§ **Exercise instructions**
The response should contain every record, reproduced exactly.

Task inputs: Begin

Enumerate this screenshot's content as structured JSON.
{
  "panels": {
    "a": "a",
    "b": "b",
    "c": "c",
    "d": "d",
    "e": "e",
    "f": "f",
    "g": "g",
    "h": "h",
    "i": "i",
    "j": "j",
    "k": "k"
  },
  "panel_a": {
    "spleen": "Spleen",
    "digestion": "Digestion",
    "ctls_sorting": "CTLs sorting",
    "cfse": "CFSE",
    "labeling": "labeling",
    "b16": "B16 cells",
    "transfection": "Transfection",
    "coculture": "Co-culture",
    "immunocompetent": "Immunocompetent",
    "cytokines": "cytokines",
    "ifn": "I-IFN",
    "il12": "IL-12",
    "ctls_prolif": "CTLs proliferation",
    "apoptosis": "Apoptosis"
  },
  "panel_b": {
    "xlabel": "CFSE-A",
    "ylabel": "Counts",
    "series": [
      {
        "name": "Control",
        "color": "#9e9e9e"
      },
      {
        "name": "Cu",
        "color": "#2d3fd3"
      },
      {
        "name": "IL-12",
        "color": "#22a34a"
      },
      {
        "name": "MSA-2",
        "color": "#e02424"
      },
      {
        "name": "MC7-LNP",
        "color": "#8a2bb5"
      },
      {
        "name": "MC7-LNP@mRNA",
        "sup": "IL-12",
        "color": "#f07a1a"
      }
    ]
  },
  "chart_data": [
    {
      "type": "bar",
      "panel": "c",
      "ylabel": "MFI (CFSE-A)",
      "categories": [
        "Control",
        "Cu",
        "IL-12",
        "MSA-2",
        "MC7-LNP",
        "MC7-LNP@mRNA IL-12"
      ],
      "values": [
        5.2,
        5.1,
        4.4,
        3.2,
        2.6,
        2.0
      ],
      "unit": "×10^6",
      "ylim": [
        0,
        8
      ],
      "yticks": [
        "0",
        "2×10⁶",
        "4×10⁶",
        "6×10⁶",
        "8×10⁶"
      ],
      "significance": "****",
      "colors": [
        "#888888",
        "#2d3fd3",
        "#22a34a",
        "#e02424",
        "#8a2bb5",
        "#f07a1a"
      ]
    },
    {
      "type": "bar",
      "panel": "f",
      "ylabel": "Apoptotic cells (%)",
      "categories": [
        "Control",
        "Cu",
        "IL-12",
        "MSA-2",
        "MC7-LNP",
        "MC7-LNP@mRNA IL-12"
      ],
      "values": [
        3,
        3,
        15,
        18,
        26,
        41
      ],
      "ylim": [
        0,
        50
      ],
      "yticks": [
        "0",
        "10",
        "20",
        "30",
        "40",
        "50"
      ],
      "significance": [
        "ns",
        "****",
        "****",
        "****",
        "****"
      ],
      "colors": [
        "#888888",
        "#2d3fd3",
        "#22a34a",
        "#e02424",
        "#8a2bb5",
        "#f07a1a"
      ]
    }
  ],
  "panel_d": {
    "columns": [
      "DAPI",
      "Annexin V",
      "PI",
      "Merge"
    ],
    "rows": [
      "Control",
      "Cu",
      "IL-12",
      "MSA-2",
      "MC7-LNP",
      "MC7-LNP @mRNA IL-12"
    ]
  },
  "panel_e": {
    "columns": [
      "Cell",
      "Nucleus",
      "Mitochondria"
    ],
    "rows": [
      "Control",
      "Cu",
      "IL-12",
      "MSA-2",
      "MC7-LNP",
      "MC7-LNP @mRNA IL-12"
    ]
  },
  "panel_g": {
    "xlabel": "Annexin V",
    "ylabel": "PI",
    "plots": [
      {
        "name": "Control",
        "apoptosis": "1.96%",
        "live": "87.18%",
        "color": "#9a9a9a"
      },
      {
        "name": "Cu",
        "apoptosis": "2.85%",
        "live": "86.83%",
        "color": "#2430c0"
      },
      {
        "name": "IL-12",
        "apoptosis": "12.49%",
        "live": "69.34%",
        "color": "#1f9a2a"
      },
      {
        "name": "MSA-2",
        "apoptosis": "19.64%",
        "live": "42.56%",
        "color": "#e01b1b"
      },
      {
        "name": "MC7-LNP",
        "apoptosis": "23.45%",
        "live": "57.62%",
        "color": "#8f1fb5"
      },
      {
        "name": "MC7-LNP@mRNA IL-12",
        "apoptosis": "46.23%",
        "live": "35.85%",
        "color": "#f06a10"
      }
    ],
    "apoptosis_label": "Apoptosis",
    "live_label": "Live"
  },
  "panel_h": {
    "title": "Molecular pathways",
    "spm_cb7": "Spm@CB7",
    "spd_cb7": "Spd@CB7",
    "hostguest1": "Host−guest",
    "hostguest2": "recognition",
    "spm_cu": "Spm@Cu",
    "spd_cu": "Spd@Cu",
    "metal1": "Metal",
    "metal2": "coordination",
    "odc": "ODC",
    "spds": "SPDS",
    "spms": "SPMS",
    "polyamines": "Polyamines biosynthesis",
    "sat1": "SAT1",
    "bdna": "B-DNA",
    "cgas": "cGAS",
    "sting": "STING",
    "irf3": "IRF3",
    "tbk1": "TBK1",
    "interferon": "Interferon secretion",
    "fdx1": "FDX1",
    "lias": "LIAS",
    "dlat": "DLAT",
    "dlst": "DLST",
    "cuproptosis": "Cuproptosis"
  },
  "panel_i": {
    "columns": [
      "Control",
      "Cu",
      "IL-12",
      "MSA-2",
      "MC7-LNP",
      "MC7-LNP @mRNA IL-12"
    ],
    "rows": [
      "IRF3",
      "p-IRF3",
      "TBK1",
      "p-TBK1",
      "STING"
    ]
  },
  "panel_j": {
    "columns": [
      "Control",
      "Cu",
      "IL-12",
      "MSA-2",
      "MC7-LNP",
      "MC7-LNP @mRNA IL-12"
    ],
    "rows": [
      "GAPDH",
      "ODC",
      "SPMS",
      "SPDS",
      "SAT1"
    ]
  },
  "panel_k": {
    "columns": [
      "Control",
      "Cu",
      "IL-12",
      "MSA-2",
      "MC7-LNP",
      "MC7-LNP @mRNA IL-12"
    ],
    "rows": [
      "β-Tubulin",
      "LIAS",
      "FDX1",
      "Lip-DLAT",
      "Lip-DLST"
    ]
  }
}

Task inputs: End

§ **Your response**
Enumerate this screenshot's content as structured JSON.
{
  "panels": {
    "a": "a",
    "b": "b",
    "c": "c",
    "d": "d",
    "e": "e",
    "f": "f",
    "g": "g",
    "h": "h",
    "i": "i",
    "j": "j",
    "k": "k"
  },
  "panel_a": {
    "spleen": "Spleen",
    "digestion": "Digestion",
    "ctls_sorting": "CTLs sorting",
    "cfse": "CFSE",
    "labeling": "labeling",
    "b16": "B16 cells",
    "transfection": "Transfection",
    "coculture": "Co-culture",
    "immunocompetent": "Immunocompetent",
    "cytokines": "cytokines",
    "ifn": "I-IFN",
    "il12": "IL-12",
    "ctls_prolif": "CTLs proliferation",
    "apoptosis": "Apoptosis"
  },
  "panel_b": {
    "xlabel": "CFSE-A",
    "ylabel": "Counts",
    "series": [
      {
        "name": "Control",
        "color": "#9e9e9e"
      },
      {
        "name": "Cu",
        "color": "#2d3fd3"
      },
      {
        "name": "IL-12",
        "color": "#22a34a"
      },
      {
        "name": "MSA-2",
        "color": "#e02424"
      },
      {
        "name": "MC7-LNP",
        "color": "#8a2bb5"
      },
      {
        "name": "MC7-LNP@mRNA",
        "sup": "IL-12",
        "color": "#f07a1a"
      }
    ]
  },
  "chart_data": [
    {
      "type": "bar",
      "panel": "c",
      "ylabel": "MFI (CFSE-A)",
      "categories": [
        "Control",
        "Cu",
        "IL-12",
        "MSA-2",
        "MC7-LNP",
        "MC7-LNP@mRNA IL-12"
      ],
      "values": [
        5.2,
        5.1,
        4.4,
        3.2,
        2.6,
        2.0
      ],
      "unit": "×10^6",
      "ylim": [
        0,
        8
      ],
      "yticks": [
        "0",
        "2×10⁶",
        "4×10⁶",
        "6×10⁶",
        "8×10⁶"
      ],
      "significance": "****",
      "colors": [
        "#888888",
        "#2d3fd3",
        "#22a34a",
        "#e02424",
        "#8a2bb5",
        "#f07a1a"
      ]
    },
    {
      "type": "bar",
      "panel": "f",
      "ylabel": "Apoptotic cells (%)",
      "categories": [
        "Control",
        "Cu",
        "IL-12",
        "MSA-2",
        "MC7-LNP",
        "MC7-LNP@mRNA IL-12"
      ],
      "values": [
        3,
        3,
        15,
        18,
        26,
        41
      ],
      "ylim": [
        0,
        50
      ],
      "yticks": [
        "0",
        "10",
        "20",
        "30",
        "40",
        "50"
      ],
      "significance": [
        "ns",
        "****",
        "****",
        "****",
        "****"
      ],
      "colors": [
        "#888888",
        "#2d3fd3",
        "#22a34a",
        "#e02424",
        "#8a2bb5",
        "#f07a1a"
      ]
    }
  ],
  "panel_d": {
    "columns": [
      "DAPI",
      "Annexin V",
      "PI",
      "Merge"
    ],
    "rows": [
      "Control",
      "Cu",
      "IL-12",
      "MSA-2",
      "MC7-LNP",
      "MC7-LNP @mRNA IL-12"
    ]
  },
  "panel_e": {
    "columns": [
      "Cell",
      "Nucleus",
      "Mitochondria"
    ],
    "rows": [
      "Control",
      "Cu",
      "IL-12",
      "MSA-2",
      "MC7-LNP",
      "MC7-LNP @mRNA IL-12"
    ]
  },
  "panel_g": {
    "xlabel": "Annexin V",
    "ylabel": "PI",
    "plots": [
      {
        "name": "Control",
        "apoptosis": "1.96%",
        "live": "87.18%",
        "color": "#9a9a9a"
      },
      {
        "name": "Cu",
        "apoptosis": "2.85%",
        "live": "86.83%",
        "color": "#2430c0"
      },
      {
        "name": "IL-12",
        "apoptosis": "12.49%",
        "live": "69.34%",
        "color": "#1f9a2a"
      },
      {
        "name": "MSA-2",
        "apoptosis": "19.64%",
        "live": "42.56%",
        "color": "#e01b1b"
      },
      {
        "name": "MC7-LNP",
        "apoptosis": "23.45%",
        "live": "57.62%",
        "color": "#8f1fb5"
      },
      {
        "name": "MC7-LNP@mRNA IL-12",
        "apoptosis": "46.23%",
        "live": "35.85%",
        "color": "#f06a10"
      }
    ],
    "apoptosis_label": "Apoptosis",
    "live_label": "Live"
  },
  "panel_h": {
    "title": "Molecular pathways",
    "spm_cb7": "Spm@CB7",
    "spd_cb7": "Spd@CB7",
    "hostguest1": "Host−guest",
    "hostguest2": "recognition",
    "spm_cu": "Spm@Cu",
    "spd_cu": "Spd@Cu",
    "metal1": "Metal",
    "metal2": "coordination",
    "odc": "ODC",
    "spds": "SPDS",
    "spms": "SPMS",
    "polyamines": "Polyamines biosynthesis",
    "sat1": "SAT1",
    "bdna": "B-DNA",
    "cgas": "cGAS",
    "sting": "STING",
    "irf3": "IRF3",
    "tbk1": "TBK1",
    "interferon": "Interferon secretion",
    "fdx1": "FDX1",
    "lias": "LIAS",
    "dlat": "DLAT",
    "dlst": "DLST",
    "cuproptosis": "Cuproptosis"
  },
  "panel_i": {
    "columns": [
      "Control",
      "Cu",
      "IL-12",
      "MSA-2",
      "MC7-LNP",
      "MC7-LNP @mRNA IL-12"
    ],
    "rows": [
      "IRF3",
      "p-IRF3",
      "TBK1",
      "p-TBK1",
      "STING"
    ]
  },
  "panel_j": {
    "columns": [
      "Control",
      "Cu",
      "IL-12",
      "MSA-2",
      "MC7-LNP",
      "MC7-LNP @mRNA IL-12"
    ],
    "rows": [
      "GAPDH",
      "ODC",
      "SPMS",
      "SPDS",
      "SAT1"
    ]
  },
  "panel_k": {
    "columns": [
      "Control",
      "Cu",
      "IL-12",
      "MSA-2",
      "MC7-LNP",
      "MC7-LNP @mRNA IL-12"
    ],
    "rows": [
      "β-Tubulin",
      "LIAS",
      "FDX1",
      "Lip-DLAT",
      "Lip-DLST"
    ]
  }
}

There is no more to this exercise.